(Dataset entries on figures)
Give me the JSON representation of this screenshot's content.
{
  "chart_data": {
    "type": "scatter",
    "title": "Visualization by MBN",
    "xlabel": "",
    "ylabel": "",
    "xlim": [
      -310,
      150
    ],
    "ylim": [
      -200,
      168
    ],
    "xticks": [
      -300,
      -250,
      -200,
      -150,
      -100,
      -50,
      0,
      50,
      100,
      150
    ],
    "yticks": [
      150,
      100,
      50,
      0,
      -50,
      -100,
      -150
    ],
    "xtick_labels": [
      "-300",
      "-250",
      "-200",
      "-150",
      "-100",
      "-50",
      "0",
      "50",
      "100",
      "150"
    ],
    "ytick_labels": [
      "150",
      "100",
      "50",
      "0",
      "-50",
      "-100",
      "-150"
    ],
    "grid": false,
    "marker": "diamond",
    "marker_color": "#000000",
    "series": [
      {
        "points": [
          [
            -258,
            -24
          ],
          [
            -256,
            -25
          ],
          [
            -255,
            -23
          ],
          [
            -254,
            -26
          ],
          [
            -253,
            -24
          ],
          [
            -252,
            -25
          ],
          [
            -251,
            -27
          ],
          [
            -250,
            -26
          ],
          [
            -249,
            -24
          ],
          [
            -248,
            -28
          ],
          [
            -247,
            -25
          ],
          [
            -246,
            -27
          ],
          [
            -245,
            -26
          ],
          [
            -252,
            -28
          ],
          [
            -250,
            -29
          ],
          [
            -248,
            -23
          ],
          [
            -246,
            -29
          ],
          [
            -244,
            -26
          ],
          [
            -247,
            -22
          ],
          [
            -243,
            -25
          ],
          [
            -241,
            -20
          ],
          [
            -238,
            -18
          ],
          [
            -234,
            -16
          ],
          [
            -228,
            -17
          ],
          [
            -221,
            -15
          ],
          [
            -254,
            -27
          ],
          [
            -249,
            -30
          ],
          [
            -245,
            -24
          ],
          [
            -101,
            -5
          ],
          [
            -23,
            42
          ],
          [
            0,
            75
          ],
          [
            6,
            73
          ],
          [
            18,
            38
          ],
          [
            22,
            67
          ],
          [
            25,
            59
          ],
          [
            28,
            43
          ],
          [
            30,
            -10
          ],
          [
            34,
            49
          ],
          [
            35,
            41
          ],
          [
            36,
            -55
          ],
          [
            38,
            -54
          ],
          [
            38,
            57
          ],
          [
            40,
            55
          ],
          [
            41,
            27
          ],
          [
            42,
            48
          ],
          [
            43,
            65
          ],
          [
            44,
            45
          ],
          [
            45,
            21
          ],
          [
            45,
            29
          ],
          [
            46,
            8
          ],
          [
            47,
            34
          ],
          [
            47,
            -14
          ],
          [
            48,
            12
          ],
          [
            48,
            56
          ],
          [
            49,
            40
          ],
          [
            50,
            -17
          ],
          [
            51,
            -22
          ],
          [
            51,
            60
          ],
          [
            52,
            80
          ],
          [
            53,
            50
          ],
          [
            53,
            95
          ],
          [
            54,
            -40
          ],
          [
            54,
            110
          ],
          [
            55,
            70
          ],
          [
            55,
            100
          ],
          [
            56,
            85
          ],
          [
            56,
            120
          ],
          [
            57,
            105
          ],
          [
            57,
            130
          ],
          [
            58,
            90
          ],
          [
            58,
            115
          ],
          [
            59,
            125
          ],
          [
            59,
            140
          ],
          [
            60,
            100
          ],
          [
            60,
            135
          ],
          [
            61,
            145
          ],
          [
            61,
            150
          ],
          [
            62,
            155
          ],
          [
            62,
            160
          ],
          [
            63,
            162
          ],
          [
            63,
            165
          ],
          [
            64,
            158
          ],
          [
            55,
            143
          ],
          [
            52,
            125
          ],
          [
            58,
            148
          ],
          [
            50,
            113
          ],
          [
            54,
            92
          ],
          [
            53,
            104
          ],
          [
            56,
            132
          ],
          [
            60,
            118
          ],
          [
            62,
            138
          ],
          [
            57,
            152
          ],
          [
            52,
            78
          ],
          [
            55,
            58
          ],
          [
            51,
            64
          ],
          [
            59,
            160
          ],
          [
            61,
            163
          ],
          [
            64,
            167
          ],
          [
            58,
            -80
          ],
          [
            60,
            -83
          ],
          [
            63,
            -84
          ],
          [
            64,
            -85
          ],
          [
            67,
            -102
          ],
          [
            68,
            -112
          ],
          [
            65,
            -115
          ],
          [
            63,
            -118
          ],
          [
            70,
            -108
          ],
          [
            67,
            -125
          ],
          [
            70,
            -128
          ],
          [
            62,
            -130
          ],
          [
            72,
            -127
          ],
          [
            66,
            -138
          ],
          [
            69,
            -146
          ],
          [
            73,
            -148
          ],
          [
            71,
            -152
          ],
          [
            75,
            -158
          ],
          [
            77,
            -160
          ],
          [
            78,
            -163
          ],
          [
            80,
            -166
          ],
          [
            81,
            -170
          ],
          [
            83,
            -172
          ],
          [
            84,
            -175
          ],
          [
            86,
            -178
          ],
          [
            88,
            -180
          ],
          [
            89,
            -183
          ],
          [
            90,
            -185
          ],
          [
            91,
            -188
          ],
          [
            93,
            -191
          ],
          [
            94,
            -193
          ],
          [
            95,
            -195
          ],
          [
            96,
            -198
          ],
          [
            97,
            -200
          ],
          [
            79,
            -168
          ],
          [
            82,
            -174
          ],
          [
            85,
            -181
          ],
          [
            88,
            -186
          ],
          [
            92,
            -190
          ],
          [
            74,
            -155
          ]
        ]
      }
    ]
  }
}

__Task description__. The whole listing above needs to be written out again exactly.

__Answer to the problem__.
Give me the JSON representation of this screenshot's content.
{
  "chart_data": {
    "type": "scatter",
    "title": "Visualization by MBN",
    "xlabel": "",
    "ylabel": "",
    "xlim": [
      -310,
      150
    ],
    "ylim": [
      -200,
      168
    ],
    "xticks": [
      -300,
      -250,
      -200,
      -150,
      -100,
      -50,
      0,
      50,
      100,
      150
    ],
    "yticks": [
      150,
      100,
      50,
      0,
      -50,
      -100,
      -150
    ],
    "xtick_labels": [
      "-300",
      "-250",
      "-200",
      "-150",
      "-100",
      "-50",
      "0",
      "50",
      "100",
      "150"
    ],
    "ytick_labels": [
      "150",
      "100",
      "50",
      "0",
      "-50",
      "-100",
      "-150"
    ],
    "grid": false,
    "marker": "diamond",
    "marker_color": "#000000",
    "series": [
      {
        "points": [
          [
            -258,
            -24
          ],
          [
            -256,
            -25
          ],
          [
            -255,
            -23
          ],
          [
            -254,
            -26
          ],
          [
            -253,
            -24
          ],
          [
            -252,
            -25
          ],
          [
            -251,
            -27
          ],
          [
            -250,
            -26
          ],
          [
            -249,
            -24
          ],
          [
            -248,
            -28
          ],
          [
            -247,
            -25
          ],
          [
            -246,
            -27
          ],
          [
            -245,
            -26
          ],
          [
            -252,
            -28
          ],
          [
            -250,
            -29
          ],
          [
            -248,
            -23
          ],
          [
            -246,
            -29
          ],
          [
            -244,
            -26
          ],
          [
            -247,
            -22
          ],
          [
            -243,
            -25
          ],
          [
            -241,
            -20
          ],
          [
            -238,
            -18
          ],
          [
            -234,
            -16
          ],
          [
            -228,
            -17
          ],
          [
            -221,
            -15
          ],
          [
            -254,
            -27
          ],
          [
            -249,
            -30
          ],
          [
            -245,
            -24
          ],
          [
            -101,
            -5
          ],
          [
            -23,
            42
          ],
          [
            0,
            75
          ],
          [
            6,
            73
          ],
          [
            18,
            38
          ],
          [
            22,
            67
          ],
          [
            25,
            59
          ],
          [
            28,
            43
          ],
          [
            30,
            -10
          ],
          [
            34,
            49
          ],
          [
            35,
            41
          ],
          [
            36,
            -55
          ],
          [
            38,
            -54
          ],
          [
            38,
            57
          ],
          [
            40,
            55
          ],
          [
            41,
            27
          ],
          [
            42,
            48
          ],
          [
            43,
            65
          ],
          [
            44,
            45
          ],
          [
            45,
            21
          ],
          [
            45,
            29
          ],
          [
            46,
            8
          ],
          [
            47,
            34
          ],
          [
            47,
            -14
          ],
          [
            48,
            12
          ],
          [
            48,
            56
          ],
          [
            49,
            40
          ],
          [
            50,
            -17
          ],
          [
            51,
            -22
          ],
          [
            51,
            60
          ],
          [
            52,
            80
          ],
          [
            53,
            50
          ],
          [
            53,
            95
          ],
          [
            54,
            -40
          ],
          [
            54,
            110
          ],
          [
            55,
            70
          ],
          [
            55,
            100
          ],
          [
            56,
            85
          ],
          [
            56,
            120
          ],
          [
            57,
            105
          ],
          [
            57,
            130
          ],
          [
            58,
            90
          ],
          [
            58,
            115
          ],
          [
            59,
            125
          ],
          [
            59,
            140
          ],
          [
            60,
            100
          ],
          [
            60,
            135
          ],
          [
            61,
            145
          ],
          [
            61,
            150
          ],
          [
            62,
            155
          ],
          [
            62,
            160
          ],
          [
            63,
            162
          ],
          [
            63,
            165
          ],
          [
            64,
            158
          ],
          [
            55,
            143
          ],
          [
            52,
            125
          ],
          [
            58,
            148
          ],
          [
            50,
            113
          ],
          [
            54,
            92
          ],
          [
            53,
            104
          ],
          [
            56,
            132
          ],
          [
            60,
            118
          ],
          [
            62,
            138
          ],
          [
            57,
            152
          ],
          [
            52,
            78
          ],
          [
            55,
            58
          ],
          [
            51,
            64
          ],
          [
            59,
            160
          ],
          [
            61,
            163
          ],
          [
            64,
            167
          ],
          [
            58,
            -80
          ],
          [
            60,
            -83
          ],
          [
            63,
            -84
          ],
          [
            64,
            -85
          ],
          [
            67,
            -102
          ],
          [
            68,
            -112
          ],
          [
            65,
            -115
          ],
          [
            63,
            -118
          ],
          [
            70,
            -108
          ],
          [
            67,
            -125
          ],
          [
            70,
            -128
          ],
          [
            62,
            -130
          ],
          [
            72,
            -127
          ],
          [
            66,
            -138
          ],
          [
            69,
            -146
          ],
          [
            73,
            -148
          ],
          [
            71,
            -152
          ],
          [
            75,
            -158
          ],
          [
            77,
            -160
          ],
          [
            78,
            -163
          ],
          [
            80,
            -166
          ],
          [
            81,
            -170
          ],
          [
            83,
            -172
          ],
          [
            84,
            -175
          ],
          [
            86,
            -178
          ],
          [
            88,
            -180
          ],
          [
            89,
            -183
          ],
          [
            90,
            -185
          ],
          [
            91,
            -188
          ],
          [
            93,
            -191
          ],
          [
            94,
            -193
          ],
          [
            95,
            -195
          ],
          [
            96,
            -198
          ],
          [
            97,
            -200
          ],
          [
            79,
            -168
          ],
          [
            82,
            -174
          ],
          [
            85,
            -181
          ],
          [
            88,
            -186
          ],
          [
            92,
            -190
          ],
          [
            74,
            -155
          ]
        ]
      }
    ]
  }
}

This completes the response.